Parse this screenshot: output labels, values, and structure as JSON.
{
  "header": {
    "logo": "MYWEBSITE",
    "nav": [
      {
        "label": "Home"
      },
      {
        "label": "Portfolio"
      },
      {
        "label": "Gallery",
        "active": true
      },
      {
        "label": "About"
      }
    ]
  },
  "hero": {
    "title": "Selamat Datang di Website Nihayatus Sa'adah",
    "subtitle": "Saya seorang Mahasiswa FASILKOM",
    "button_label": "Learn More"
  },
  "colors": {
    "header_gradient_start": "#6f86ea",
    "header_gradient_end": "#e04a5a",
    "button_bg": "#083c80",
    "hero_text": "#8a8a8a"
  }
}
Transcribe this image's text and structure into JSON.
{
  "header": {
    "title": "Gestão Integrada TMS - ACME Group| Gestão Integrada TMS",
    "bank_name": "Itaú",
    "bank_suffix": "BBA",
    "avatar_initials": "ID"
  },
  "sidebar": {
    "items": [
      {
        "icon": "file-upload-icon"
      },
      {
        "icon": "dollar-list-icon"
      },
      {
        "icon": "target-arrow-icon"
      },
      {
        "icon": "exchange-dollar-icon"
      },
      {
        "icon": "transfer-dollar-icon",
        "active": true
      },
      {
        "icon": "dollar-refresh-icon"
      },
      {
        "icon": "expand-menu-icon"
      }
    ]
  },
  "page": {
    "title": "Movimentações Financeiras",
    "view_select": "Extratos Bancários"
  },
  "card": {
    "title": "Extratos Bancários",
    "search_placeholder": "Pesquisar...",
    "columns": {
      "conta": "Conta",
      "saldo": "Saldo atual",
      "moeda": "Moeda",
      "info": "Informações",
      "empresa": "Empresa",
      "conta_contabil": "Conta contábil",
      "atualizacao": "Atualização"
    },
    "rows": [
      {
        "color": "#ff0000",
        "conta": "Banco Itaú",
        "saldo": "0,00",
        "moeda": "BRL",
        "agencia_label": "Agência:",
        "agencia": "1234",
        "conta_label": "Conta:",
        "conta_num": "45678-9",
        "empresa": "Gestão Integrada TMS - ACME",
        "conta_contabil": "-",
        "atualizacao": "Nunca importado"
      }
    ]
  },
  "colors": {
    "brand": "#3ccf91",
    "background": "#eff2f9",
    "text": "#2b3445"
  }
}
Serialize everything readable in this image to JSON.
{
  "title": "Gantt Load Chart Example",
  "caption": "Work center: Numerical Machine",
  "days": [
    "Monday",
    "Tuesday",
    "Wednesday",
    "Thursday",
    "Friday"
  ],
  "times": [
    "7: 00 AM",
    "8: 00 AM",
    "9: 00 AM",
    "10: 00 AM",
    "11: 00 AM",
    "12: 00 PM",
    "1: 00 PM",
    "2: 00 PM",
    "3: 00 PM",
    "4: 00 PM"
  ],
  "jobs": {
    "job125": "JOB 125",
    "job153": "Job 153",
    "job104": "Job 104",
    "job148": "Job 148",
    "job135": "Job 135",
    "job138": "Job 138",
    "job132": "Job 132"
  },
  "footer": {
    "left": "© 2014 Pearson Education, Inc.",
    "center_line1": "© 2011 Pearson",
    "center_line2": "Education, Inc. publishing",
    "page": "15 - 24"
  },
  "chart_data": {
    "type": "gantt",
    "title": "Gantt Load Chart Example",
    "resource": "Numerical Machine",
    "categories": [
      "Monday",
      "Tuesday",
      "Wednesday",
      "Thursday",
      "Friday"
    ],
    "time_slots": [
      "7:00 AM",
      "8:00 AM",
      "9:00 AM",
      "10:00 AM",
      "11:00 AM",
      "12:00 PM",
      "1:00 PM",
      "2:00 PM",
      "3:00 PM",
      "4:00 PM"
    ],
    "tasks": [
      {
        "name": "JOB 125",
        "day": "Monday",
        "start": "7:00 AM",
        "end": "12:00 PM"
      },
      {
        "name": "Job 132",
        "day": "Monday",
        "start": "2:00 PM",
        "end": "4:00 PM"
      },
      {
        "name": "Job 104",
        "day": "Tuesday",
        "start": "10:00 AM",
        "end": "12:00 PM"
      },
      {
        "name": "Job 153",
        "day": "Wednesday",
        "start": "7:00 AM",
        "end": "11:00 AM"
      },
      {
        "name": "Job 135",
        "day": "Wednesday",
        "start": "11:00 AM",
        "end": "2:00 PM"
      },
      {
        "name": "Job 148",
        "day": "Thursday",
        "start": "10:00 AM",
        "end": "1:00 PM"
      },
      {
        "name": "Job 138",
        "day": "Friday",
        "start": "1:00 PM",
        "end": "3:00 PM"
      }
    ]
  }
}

* * *

◆ To do:
Select every line where the word "Monday" occurs.

◆ Written solution:
    "Monday",
      "Monday",
        "day": "Monday",
        "day": "Monday",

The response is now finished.